Pick each line containing the word "with" out of the data below.

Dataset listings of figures
- Opening Delimiter -

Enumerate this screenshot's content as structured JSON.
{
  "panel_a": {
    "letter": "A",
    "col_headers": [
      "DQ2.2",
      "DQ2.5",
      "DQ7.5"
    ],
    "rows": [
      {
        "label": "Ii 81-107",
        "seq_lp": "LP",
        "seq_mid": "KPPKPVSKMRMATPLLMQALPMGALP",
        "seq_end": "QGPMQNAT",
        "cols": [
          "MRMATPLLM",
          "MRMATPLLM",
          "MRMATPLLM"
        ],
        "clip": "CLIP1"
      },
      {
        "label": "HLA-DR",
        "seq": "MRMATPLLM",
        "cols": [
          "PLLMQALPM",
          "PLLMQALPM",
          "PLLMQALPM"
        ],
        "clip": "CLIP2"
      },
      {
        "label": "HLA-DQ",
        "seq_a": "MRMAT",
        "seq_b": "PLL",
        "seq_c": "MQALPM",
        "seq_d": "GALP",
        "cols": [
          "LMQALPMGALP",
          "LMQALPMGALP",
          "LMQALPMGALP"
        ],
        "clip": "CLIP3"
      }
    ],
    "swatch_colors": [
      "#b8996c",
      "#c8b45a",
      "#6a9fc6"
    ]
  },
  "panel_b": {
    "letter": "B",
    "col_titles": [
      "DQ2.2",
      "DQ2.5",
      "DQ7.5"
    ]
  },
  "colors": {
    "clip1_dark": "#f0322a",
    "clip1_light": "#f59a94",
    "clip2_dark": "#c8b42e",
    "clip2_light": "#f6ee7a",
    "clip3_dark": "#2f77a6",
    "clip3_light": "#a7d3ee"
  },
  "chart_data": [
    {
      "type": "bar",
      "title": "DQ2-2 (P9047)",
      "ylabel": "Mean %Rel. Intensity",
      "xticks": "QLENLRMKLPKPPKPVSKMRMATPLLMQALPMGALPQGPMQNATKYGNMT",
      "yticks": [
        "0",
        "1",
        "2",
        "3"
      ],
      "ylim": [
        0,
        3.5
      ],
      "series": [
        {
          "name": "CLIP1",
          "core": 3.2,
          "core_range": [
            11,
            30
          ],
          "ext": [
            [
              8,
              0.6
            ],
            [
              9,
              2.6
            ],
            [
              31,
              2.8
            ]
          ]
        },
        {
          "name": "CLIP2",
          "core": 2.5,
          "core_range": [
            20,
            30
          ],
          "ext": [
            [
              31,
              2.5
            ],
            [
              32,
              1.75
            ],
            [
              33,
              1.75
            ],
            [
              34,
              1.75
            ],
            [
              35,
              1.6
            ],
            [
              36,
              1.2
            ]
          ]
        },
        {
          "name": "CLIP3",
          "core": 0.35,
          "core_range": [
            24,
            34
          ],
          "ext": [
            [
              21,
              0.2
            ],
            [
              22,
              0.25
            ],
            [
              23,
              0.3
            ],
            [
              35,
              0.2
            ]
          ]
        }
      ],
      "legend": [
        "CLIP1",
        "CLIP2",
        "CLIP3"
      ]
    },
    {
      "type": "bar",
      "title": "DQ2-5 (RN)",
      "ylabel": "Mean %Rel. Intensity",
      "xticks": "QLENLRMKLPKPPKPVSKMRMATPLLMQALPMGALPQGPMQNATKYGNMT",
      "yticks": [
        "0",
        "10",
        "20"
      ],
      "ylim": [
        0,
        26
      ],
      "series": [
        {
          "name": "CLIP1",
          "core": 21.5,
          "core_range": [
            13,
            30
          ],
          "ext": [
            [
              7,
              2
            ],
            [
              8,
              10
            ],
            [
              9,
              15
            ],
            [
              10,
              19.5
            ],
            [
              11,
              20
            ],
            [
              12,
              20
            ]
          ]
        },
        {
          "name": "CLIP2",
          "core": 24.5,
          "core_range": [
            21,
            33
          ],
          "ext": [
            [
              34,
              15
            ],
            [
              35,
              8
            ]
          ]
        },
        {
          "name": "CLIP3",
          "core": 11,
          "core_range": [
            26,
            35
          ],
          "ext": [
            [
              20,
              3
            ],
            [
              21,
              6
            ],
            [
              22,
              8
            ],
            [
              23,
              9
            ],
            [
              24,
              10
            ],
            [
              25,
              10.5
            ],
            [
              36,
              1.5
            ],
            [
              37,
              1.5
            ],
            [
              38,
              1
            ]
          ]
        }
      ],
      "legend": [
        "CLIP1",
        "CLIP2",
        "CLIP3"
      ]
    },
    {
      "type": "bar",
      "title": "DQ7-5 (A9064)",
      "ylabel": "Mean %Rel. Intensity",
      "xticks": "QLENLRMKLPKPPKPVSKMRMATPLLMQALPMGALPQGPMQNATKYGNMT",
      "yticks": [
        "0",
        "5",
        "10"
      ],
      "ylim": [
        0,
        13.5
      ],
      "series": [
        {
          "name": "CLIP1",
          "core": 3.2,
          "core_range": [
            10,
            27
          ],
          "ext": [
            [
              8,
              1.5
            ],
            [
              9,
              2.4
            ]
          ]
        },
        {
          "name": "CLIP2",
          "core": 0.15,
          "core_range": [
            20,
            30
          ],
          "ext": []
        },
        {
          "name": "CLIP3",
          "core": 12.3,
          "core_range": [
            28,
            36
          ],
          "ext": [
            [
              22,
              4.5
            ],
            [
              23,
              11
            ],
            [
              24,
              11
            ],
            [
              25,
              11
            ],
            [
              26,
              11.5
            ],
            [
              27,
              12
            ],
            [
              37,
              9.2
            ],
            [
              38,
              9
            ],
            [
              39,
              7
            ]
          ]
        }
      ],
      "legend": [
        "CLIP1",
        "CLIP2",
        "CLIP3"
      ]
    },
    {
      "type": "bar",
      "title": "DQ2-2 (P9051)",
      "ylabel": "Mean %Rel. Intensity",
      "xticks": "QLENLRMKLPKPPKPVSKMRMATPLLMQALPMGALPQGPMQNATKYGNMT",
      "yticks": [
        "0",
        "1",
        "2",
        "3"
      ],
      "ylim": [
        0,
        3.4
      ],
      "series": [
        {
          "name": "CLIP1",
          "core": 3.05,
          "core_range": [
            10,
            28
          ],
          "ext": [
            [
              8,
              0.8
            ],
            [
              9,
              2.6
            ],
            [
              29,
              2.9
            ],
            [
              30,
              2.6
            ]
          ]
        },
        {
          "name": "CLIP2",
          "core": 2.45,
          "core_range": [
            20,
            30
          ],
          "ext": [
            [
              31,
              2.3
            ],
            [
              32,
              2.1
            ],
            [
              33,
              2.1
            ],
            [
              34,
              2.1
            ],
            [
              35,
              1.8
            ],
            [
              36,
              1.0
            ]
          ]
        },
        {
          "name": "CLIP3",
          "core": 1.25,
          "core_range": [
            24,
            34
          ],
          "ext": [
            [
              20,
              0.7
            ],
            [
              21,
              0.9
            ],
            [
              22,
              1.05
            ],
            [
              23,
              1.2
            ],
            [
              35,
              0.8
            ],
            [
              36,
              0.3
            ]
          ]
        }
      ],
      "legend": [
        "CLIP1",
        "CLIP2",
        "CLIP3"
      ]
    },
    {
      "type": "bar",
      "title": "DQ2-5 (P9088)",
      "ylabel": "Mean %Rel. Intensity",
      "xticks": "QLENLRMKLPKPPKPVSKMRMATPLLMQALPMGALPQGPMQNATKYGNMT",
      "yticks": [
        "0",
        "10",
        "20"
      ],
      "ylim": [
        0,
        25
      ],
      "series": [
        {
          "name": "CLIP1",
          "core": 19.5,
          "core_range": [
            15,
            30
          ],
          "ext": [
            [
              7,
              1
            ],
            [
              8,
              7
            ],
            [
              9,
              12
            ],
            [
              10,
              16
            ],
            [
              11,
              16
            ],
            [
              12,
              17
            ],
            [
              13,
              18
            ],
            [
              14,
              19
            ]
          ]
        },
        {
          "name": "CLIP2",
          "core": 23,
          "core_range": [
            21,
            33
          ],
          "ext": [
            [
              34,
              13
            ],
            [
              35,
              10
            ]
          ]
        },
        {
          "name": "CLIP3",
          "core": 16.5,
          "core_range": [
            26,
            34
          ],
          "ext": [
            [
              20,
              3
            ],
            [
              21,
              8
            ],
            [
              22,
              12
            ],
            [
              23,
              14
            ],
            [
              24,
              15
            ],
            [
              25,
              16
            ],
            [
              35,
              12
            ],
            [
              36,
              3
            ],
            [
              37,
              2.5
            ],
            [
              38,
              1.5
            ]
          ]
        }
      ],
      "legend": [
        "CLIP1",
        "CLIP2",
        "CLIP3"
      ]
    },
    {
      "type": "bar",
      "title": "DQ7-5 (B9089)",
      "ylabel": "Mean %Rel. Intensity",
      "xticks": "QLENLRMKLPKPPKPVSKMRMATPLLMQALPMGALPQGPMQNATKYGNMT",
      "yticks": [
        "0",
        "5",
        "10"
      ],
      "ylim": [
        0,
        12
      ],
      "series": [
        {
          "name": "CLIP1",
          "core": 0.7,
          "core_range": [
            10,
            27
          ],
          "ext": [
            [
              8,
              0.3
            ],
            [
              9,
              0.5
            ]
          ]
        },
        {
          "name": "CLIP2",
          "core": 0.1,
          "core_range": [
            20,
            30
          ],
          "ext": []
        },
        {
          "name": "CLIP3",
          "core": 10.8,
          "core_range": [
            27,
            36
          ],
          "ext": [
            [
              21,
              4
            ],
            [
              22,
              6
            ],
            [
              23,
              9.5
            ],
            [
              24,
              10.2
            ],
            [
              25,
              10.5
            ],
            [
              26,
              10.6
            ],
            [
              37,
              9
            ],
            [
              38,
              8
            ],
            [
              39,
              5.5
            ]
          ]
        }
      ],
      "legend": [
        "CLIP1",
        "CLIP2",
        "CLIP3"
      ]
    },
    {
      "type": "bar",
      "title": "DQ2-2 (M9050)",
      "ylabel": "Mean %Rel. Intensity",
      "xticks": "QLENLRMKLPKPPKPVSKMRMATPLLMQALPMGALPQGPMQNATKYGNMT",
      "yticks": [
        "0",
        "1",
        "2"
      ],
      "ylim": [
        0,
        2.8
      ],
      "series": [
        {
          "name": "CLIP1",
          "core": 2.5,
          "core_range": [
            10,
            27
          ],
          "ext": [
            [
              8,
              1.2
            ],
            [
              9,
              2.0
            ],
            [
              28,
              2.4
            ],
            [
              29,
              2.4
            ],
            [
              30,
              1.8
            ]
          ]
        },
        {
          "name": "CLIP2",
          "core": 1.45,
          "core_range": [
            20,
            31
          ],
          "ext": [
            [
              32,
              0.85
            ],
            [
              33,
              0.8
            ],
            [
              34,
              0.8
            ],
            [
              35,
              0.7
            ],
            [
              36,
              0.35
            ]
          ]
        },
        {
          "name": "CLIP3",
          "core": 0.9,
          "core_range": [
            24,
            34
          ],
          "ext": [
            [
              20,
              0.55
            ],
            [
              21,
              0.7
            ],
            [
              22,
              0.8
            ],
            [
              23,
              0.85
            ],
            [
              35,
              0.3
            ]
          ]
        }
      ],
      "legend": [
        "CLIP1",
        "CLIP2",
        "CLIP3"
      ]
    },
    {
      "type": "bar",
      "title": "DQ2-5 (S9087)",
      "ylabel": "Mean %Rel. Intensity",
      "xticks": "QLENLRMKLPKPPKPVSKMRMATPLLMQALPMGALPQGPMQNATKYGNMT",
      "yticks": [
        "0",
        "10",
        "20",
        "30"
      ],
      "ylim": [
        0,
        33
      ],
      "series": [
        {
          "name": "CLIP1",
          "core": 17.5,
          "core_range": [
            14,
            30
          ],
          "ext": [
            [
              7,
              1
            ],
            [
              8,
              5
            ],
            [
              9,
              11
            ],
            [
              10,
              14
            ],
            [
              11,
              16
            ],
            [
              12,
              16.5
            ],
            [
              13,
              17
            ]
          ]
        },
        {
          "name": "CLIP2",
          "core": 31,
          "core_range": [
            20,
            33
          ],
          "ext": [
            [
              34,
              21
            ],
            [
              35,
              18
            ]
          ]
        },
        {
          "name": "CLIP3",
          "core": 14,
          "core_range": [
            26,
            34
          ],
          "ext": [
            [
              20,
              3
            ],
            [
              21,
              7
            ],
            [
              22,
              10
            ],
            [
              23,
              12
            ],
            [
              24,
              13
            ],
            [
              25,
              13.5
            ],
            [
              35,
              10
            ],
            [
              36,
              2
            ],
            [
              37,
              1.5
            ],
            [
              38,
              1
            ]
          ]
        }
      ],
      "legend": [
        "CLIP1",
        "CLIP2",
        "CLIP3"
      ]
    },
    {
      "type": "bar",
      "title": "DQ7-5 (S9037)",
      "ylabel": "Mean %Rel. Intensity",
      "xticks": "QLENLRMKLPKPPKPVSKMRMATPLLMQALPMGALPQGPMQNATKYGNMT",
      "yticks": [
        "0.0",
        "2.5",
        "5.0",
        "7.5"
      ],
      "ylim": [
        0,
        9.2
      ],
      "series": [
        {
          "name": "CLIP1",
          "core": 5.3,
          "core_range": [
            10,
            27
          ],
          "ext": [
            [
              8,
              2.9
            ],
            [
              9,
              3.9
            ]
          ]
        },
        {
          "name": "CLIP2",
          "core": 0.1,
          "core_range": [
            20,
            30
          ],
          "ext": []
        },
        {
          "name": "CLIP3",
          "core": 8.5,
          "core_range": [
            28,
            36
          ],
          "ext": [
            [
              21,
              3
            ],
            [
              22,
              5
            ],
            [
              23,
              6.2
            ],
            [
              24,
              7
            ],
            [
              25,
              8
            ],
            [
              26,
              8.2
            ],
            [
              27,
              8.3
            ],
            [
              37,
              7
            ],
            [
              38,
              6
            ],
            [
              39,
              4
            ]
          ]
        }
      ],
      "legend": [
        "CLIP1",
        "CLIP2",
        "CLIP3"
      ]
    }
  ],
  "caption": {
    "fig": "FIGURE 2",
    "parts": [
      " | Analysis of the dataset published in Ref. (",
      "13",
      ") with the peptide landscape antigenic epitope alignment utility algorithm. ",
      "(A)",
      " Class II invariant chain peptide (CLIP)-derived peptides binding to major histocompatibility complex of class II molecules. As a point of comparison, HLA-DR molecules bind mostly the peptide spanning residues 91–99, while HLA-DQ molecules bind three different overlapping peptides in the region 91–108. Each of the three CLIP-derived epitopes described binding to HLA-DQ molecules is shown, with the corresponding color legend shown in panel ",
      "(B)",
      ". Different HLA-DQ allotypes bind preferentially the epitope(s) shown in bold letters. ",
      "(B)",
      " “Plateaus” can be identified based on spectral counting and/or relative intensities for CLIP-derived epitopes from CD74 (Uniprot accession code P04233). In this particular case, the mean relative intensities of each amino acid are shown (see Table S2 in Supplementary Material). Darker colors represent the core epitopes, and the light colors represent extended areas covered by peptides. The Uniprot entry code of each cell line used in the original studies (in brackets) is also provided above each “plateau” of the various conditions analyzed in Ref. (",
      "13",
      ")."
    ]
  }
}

- Closing Delimiter -

WRITTEN RESPONSE |
      ") with the peptide landscape antigenic epitope alignment utility algorithm. ",
      " Class II invariant chain peptide (CLIP)-derived peptides binding to major histocompatibility complex of class II molecules. As a point of comparison, HLA-DR molecules bind mostly the peptide spanning residues 91–99, while HLA-DQ molecules bind three different overlapping peptides in the region 91–108. Each of the three CLIP-derived epitopes described binding to HLA-DQ molecules is shown, with the corresponding color legend shown in panel ",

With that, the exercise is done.